**Exercise:** Look through the lines below and extract any with the word "Updating".

Data records:
......
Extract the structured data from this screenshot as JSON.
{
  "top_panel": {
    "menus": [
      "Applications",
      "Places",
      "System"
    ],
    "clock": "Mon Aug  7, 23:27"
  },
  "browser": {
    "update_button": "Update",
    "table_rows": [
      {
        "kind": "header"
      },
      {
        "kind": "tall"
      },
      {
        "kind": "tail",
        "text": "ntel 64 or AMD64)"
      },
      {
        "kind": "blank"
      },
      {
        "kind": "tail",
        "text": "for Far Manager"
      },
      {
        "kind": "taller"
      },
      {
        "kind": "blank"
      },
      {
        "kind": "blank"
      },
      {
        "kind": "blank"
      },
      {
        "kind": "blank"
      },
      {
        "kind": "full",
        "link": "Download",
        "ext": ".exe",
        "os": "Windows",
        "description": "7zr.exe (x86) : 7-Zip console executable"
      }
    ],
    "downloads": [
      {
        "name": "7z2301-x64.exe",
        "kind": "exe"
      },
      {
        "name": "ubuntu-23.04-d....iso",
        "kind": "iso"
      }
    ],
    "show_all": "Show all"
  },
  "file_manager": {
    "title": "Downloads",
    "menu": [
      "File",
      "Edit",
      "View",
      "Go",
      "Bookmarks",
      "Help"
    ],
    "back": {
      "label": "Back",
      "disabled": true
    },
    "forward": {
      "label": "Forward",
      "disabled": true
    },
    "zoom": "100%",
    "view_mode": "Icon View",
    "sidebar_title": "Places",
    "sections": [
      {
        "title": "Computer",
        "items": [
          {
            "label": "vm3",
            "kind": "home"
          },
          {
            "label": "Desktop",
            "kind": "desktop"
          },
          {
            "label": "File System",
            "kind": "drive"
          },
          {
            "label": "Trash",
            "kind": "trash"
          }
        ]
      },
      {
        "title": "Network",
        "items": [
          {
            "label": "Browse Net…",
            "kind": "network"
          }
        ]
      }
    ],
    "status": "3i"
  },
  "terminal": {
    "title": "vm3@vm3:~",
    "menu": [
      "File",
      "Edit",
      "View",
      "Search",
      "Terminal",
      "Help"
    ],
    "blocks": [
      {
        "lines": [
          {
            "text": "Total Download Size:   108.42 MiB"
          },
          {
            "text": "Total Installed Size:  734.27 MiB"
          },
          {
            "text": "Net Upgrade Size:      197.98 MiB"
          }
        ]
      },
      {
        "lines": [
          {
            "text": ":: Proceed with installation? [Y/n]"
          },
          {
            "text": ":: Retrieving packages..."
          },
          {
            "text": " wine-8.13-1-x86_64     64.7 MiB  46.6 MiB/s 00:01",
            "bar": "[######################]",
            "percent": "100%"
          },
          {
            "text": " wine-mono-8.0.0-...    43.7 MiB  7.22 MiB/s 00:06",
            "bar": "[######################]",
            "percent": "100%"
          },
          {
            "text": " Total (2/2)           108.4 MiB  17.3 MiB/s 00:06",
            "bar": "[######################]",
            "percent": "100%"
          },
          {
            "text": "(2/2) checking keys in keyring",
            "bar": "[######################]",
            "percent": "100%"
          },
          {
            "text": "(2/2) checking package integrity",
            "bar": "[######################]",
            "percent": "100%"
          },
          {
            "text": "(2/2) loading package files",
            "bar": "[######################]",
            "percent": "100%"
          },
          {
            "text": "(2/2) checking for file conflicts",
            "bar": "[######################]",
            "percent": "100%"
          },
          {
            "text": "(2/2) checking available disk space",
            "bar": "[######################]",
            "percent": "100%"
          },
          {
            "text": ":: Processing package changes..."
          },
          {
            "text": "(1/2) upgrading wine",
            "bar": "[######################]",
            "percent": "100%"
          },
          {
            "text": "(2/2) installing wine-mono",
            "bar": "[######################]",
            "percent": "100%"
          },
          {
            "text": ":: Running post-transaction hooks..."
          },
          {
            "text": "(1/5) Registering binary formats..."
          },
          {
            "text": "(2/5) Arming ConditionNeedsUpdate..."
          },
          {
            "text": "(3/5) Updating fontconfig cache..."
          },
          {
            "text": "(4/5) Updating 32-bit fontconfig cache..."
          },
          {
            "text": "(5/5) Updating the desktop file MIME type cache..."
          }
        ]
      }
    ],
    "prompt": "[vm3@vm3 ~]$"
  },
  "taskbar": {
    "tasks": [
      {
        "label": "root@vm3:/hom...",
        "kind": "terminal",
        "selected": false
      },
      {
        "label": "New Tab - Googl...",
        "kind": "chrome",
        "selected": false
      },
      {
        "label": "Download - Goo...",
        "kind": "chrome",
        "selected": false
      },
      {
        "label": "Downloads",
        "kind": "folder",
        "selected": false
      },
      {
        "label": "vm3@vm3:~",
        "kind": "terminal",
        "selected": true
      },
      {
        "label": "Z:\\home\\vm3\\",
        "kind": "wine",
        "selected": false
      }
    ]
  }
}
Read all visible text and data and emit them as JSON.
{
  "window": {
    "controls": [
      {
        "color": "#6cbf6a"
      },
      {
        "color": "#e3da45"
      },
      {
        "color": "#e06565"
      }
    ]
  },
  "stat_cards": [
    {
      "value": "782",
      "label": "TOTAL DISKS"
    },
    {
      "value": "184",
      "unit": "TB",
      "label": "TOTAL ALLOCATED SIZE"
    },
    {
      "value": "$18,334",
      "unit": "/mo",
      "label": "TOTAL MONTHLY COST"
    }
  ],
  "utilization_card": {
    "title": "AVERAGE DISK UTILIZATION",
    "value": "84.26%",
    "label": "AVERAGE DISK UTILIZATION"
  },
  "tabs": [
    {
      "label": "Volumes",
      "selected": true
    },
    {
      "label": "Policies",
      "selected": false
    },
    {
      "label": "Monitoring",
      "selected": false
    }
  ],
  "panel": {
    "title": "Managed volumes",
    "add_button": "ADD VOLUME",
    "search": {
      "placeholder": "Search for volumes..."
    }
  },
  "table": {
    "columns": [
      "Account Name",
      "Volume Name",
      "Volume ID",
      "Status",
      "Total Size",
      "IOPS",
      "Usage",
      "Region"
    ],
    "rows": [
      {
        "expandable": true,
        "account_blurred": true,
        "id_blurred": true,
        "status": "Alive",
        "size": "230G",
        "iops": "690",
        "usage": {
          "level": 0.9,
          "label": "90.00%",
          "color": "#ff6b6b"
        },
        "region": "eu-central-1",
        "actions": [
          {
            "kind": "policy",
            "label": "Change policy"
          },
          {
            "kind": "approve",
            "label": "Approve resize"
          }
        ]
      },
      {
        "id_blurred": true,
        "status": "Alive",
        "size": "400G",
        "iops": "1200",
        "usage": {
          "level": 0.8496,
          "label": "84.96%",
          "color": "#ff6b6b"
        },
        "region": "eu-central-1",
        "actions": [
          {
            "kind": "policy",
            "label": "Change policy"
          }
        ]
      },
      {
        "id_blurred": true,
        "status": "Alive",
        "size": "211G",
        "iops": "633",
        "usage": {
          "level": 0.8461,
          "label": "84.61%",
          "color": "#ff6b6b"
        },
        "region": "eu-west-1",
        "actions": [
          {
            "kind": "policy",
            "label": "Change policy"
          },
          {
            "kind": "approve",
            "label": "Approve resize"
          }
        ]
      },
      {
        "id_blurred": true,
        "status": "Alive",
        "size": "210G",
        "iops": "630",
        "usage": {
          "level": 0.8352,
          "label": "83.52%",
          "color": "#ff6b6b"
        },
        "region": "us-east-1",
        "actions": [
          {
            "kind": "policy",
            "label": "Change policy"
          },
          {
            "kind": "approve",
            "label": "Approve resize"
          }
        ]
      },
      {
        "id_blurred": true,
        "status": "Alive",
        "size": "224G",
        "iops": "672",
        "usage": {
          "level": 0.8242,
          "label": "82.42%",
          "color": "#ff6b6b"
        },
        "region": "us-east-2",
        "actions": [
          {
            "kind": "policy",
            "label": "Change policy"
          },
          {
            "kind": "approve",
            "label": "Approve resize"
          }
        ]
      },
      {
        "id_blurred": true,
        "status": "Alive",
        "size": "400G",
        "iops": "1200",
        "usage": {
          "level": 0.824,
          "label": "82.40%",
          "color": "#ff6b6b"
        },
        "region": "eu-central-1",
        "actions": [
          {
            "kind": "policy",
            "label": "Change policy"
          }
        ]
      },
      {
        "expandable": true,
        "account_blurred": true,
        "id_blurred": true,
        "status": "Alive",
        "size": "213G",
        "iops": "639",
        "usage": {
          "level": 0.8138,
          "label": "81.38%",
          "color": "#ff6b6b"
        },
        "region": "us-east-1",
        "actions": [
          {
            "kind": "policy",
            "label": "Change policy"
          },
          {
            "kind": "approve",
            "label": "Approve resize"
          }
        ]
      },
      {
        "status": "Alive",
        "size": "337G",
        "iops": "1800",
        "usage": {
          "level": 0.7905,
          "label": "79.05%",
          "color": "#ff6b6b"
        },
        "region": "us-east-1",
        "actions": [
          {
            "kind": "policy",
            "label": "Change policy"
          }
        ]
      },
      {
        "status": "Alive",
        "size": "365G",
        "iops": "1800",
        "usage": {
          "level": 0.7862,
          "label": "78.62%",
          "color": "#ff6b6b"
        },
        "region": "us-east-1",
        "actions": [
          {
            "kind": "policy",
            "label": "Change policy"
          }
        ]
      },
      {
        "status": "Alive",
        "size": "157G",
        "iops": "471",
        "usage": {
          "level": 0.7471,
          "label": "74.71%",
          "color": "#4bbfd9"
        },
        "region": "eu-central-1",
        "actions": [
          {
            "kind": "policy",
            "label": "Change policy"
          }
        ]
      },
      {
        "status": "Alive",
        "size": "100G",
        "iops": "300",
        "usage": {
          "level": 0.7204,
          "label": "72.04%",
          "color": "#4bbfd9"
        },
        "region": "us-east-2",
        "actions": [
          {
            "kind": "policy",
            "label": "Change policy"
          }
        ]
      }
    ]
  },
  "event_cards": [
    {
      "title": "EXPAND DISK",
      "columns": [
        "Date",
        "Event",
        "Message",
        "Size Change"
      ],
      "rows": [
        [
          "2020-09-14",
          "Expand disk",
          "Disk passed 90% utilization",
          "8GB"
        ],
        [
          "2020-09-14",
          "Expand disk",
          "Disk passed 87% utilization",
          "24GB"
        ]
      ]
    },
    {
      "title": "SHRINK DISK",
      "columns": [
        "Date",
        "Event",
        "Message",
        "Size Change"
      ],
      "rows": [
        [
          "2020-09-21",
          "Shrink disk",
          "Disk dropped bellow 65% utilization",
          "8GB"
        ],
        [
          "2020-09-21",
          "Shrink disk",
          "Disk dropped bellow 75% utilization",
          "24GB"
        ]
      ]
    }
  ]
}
......
**Response to this exercise:**
            "text": "(3/5) Updating fontconfig cache..."
            "text": "(4/5) Updating 32-bit fontconfig cache..."
            "text": "(5/5) Updating the desktop file MIME type cache..."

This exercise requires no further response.